● **MATERIAL TO PROCESS**:
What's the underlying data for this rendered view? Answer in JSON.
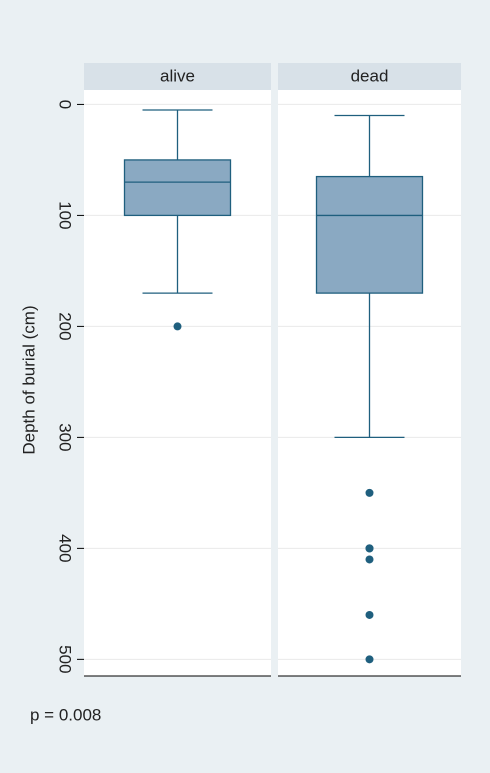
{
  "chart_data": {
    "type": "box",
    "ylabel": "Depth of burial (cm)",
    "annotation": "p = 0.008",
    "ylim": [
      -13,
      515
    ],
    "yreverse": true,
    "yticks": [
      0,
      100,
      200,
      300,
      400,
      500
    ],
    "grid": true,
    "box_color": "#8aa9c2",
    "line_color": "#1f5f7e",
    "panels": [
      {
        "name": "alive",
        "whisker_low": 5,
        "q1": 50,
        "median": 70,
        "q3": 100,
        "whisker_high": 170,
        "outliers": [
          200
        ]
      },
      {
        "name": "dead",
        "whisker_low": 10,
        "q1": 65,
        "median": 100,
        "q3": 170,
        "whisker_high": 300,
        "outliers": [
          350,
          400,
          400,
          410,
          460,
          500
        ]
      }
    ]
  }
}
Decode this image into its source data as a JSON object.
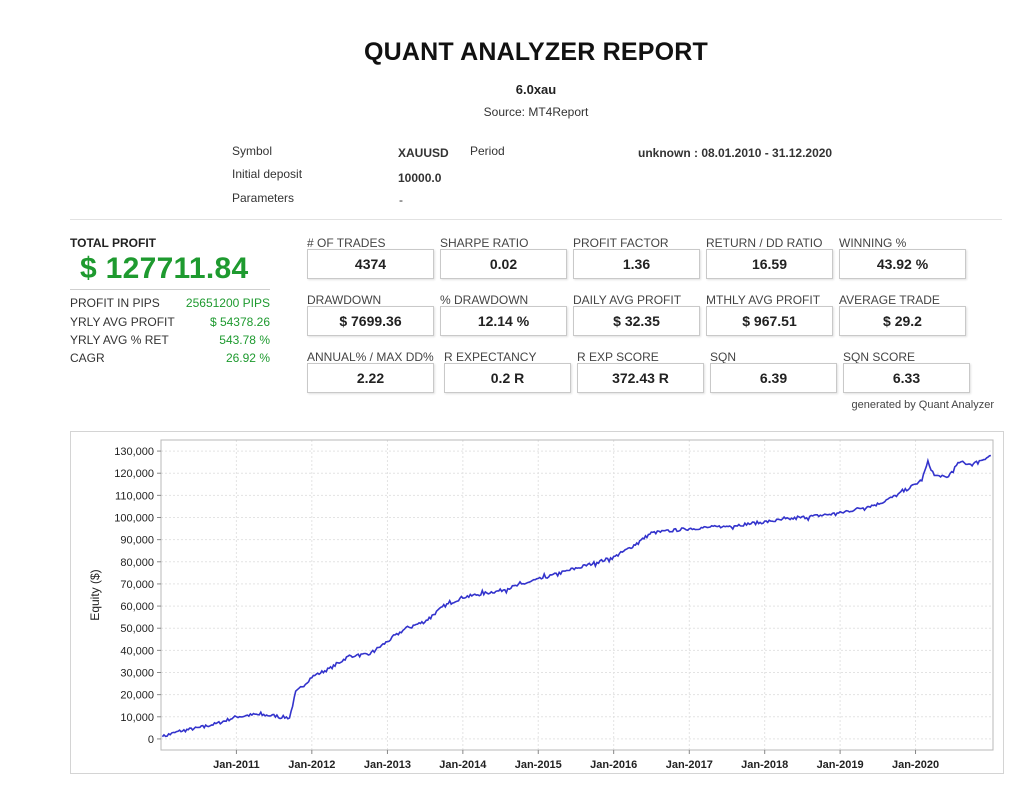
{
  "report": {
    "title": "QUANT ANALYZER REPORT",
    "subtitle": "6.0xau",
    "source": "Source: MT4Report"
  },
  "info": {
    "symbol_label": "Symbol",
    "symbol_value": "XAUUSD",
    "period_label": "Period",
    "period_value": "unknown : 08.01.2010 - 31.12.2020",
    "deposit_label": "Initial deposit",
    "deposit_value": "10000.0",
    "params_label": "Parameters",
    "params_value": "-"
  },
  "profit": {
    "label": "TOTAL PROFIT",
    "value": "$ 127711.84",
    "stats": [
      {
        "label": "PROFIT IN PIPS",
        "value": "25651200 PIPS"
      },
      {
        "label": "YRLY AVG PROFIT",
        "value": "$ 54378.26"
      },
      {
        "label": "YRLY AVG % RET",
        "value": "543.78 %"
      },
      {
        "label": "CAGR",
        "value": "26.92 %"
      }
    ]
  },
  "metrics": [
    {
      "label": "# OF TRADES",
      "value": "4374"
    },
    {
      "label": "SHARPE RATIO",
      "value": "0.02"
    },
    {
      "label": "PROFIT FACTOR",
      "value": "1.36"
    },
    {
      "label": "RETURN / DD RATIO",
      "value": "16.59"
    },
    {
      "label": "WINNING %",
      "value": "43.92 %"
    },
    {
      "label": "DRAWDOWN",
      "value": "$ 7699.36"
    },
    {
      "label": "% DRAWDOWN",
      "value": "12.14 %"
    },
    {
      "label": "DAILY AVG PROFIT",
      "value": "$ 32.35"
    },
    {
      "label": "MTHLY AVG PROFIT",
      "value": "$ 967.51"
    },
    {
      "label": "AVERAGE TRADE",
      "value": "$ 29.2"
    },
    {
      "label": "ANNUAL% / MAX DD%",
      "value": "2.22"
    },
    {
      "label": "R EXPECTANCY",
      "value": "0.2 R"
    },
    {
      "label": "R EXP SCORE",
      "value": "372.43 R"
    },
    {
      "label": "SQN",
      "value": "6.39"
    },
    {
      "label": "SQN SCORE",
      "value": "6.33"
    }
  ],
  "generated_by": "generated by Quant Analyzer",
  "chart_data": {
    "type": "line",
    "title": "",
    "xlabel": "",
    "ylabel": "Equity ($)",
    "ylim": [
      -5000,
      135000
    ],
    "y_ticks": [
      "130,000",
      "120,000",
      "110,000",
      "100,000",
      "90,000",
      "80,000",
      "70,000",
      "60,000",
      "50,000",
      "40,000",
      "30,000",
      "20,000",
      "10,000",
      "0"
    ],
    "x_ticks": [
      "Jan-2011",
      "Jan-2012",
      "Jan-2013",
      "Jan-2014",
      "Jan-2015",
      "Jan-2016",
      "Jan-2017",
      "Jan-2018",
      "Jan-2019",
      "Jan-2020"
    ],
    "grid": true,
    "line_color": "#3333cc",
    "series": [
      {
        "x": [
          "2010-01-08",
          "2010-04-01",
          "2010-07-01",
          "2010-10-01",
          "2011-01-01",
          "2011-04-01",
          "2011-07-01",
          "2011-09-15",
          "2011-10-15",
          "2011-12-01",
          "2012-01-01",
          "2012-04-01",
          "2012-07-01",
          "2012-10-01",
          "2013-01-01",
          "2013-04-01",
          "2013-07-01",
          "2013-10-01",
          "2014-01-01",
          "2014-07-01",
          "2015-01-01",
          "2015-07-01",
          "2016-01-01",
          "2016-04-01",
          "2016-07-01",
          "2017-01-01",
          "2017-07-01",
          "2018-01-01",
          "2018-07-01",
          "2019-01-01",
          "2019-04-01",
          "2019-07-01",
          "2019-10-01",
          "2020-01-01",
          "2020-02-01",
          "2020-03-01",
          "2020-04-01",
          "2020-06-01",
          "2020-08-01",
          "2020-10-01",
          "2020-12-31"
        ],
        "values": [
          1000,
          3500,
          5000,
          7000,
          10000,
          11000,
          10500,
          9500,
          21000,
          25000,
          28000,
          32000,
          37500,
          38000,
          44000,
          50000,
          53000,
          60000,
          64000,
          67000,
          72000,
          77000,
          82000,
          87000,
          93000,
          95000,
          96000,
          98000,
          100000,
          102000,
          104000,
          106000,
          110000,
          115000,
          117000,
          125000,
          119000,
          118000,
          125000,
          124000,
          128000
        ]
      }
    ]
  }
}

● **WHAT IS EXPECTED**: Reproduce all of the data exactly; the pictures do not belong in the copy.

● **ANSWER TO THIS PROBLEM**:
What's the underlying data for this rendered view? Answer in JSON.
{
  "chart_data": {
    "type": "box",
    "ylabel": "Depth of burial (cm)",
    "annotation": "p = 0.008",
    "ylim": [
      -13,
      515
    ],
    "yreverse": true,
    "yticks": [
      0,
      100,
      200,
      300,
      400,
      500
    ],
    "grid": true,
    "box_color": "#8aa9c2",
    "line_color": "#1f5f7e",
    "panels": [
      {
        "name": "alive",
        "whisker_low": 5,
        "q1": 50,
        "median": 70,
        "q3": 100,
        "whisker_high": 170,
        "outliers": [
          200
        ]
      },
      {
        "name": "dead",
        "whisker_low": 10,
        "q1": 65,
        "median": 100,
        "q3": 170,
        "whisker_high": 300,
        "outliers": [
          350,
          400,
          400,
          410,
          460,
          500
        ]
      }
    ]
  }
}
Decode this image into its source data as a JSON object.
{
  "report": {
    "title": "QUANT ANALYZER REPORT",
    "subtitle": "6.0xau",
    "source": "Source: MT4Report"
  },
  "info": {
    "symbol_label": "Symbol",
    "symbol_value": "XAUUSD",
    "period_label": "Period",
    "period_value": "unknown : 08.01.2010 - 31.12.2020",
    "deposit_label": "Initial deposit",
    "deposit_value": "10000.0",
    "params_label": "Parameters",
    "params_value": "-"
  },
  "profit": {
    "label": "TOTAL PROFIT",
    "value": "$ 127711.84",
    "stats": [
      {
        "label": "PROFIT IN PIPS",
        "value": "25651200 PIPS"
      },
      {
        "label": "YRLY AVG PROFIT",
        "value": "$ 54378.26"
      },
      {
        "label": "YRLY AVG % RET",
        "value": "543.78 %"
      },
      {
        "label": "CAGR",
        "value": "26.92 %"
      }
    ]
  },
  "metrics": [
    {
      "label": "# OF TRADES",
      "value": "4374"
    },
    {
      "label": "SHARPE RATIO",
      "value": "0.02"
    },
    {
      "label": "PROFIT FACTOR",
      "value": "1.36"
    },
    {
      "label": "RETURN / DD RATIO",
      "value": "16.59"
    },
    {
      "label": "WINNING %",
      "value": "43.92 %"
    },
    {
      "label": "DRAWDOWN",
      "value": "$ 7699.36"
    },
    {
      "label": "% DRAWDOWN",
      "value": "12.14 %"
    },
    {
      "label": "DAILY AVG PROFIT",
      "value": "$ 32.35"
    },
    {
      "label": "MTHLY AVG PROFIT",
      "value": "$ 967.51"
    },
    {
      "label": "AVERAGE TRADE",
      "value": "$ 29.2"
    },
    {
      "label": "ANNUAL% / MAX DD%",
      "value": "2.22"
    },
    {
      "label": "R EXPECTANCY",
      "value": "0.2 R"
    },
    {
      "label": "R EXP SCORE",
      "value": "372.43 R"
    },
    {
      "label": "SQN",
      "value": "6.39"
    },
    {
      "label": "SQN SCORE",
      "value": "6.33"
    }
  ],
  "generated_by": "generated by Quant Analyzer",
  "chart_data": {
    "type": "line",
    "title": "",
    "xlabel": "",
    "ylabel": "Equity ($)",
    "ylim": [
      -5000,
      135000
    ],
    "y_ticks": [
      "130,000",
      "120,000",
      "110,000",
      "100,000",
      "90,000",
      "80,000",
      "70,000",
      "60,000",
      "50,000",
      "40,000",
      "30,000",
      "20,000",
      "10,000",
      "0"
    ],
    "x_ticks": [
      "Jan-2011",
      "Jan-2012",
      "Jan-2013",
      "Jan-2014",
      "Jan-2015",
      "Jan-2016",
      "Jan-2017",
      "Jan-2018",
      "Jan-2019",
      "Jan-2020"
    ],
    "grid": true,
    "line_color": "#3333cc",
    "series": [
      {
        "x": [
          "2010-01-08",
          "2010-04-01",
          "2010-07-01",
          "2010-10-01",
          "2011-01-01",
          "2011-04-01",
          "2011-07-01",
          "2011-09-15",
          "2011-10-15",
          "2011-12-01",
          "2012-01-01",
          "2012-04-01",
          "2012-07-01",
          "2012-10-01",
          "2013-01-01",
          "2013-04-01",
          "2013-07-01",
          "2013-10-01",
          "2014-01-01",
          "2014-07-01",
          "2015-01-01",
          "2015-07-01",
          "2016-01-01",
          "2016-04-01",
          "2016-07-01",
          "2017-01-01",
          "2017-07-01",
          "2018-01-01",
          "2018-07-01",
          "2019-01-01",
          "2019-04-01",
          "2019-07-01",
          "2019-10-01",
          "2020-01-01",
          "2020-02-01",
          "2020-03-01",
          "2020-04-01",
          "2020-06-01",
          "2020-08-01",
          "2020-10-01",
          "2020-12-31"
        ],
        "values": [
          1000,
          3500,
          5000,
          7000,
          10000,
          11000,
          10500,
          9500,
          21000,
          25000,
          28000,
          32000,
          37500,
          38000,
          44000,
          50000,
          53000,
          60000,
          64000,
          67000,
          72000,
          77000,
          82000,
          87000,
          93000,
          95000,
          96000,
          98000,
          100000,
          102000,
          104000,
          106000,
          110000,
          115000,
          117000,
          125000,
          119000,
          118000,
          125000,
          124000,
          128000
        ]
      }
    ]
  }
}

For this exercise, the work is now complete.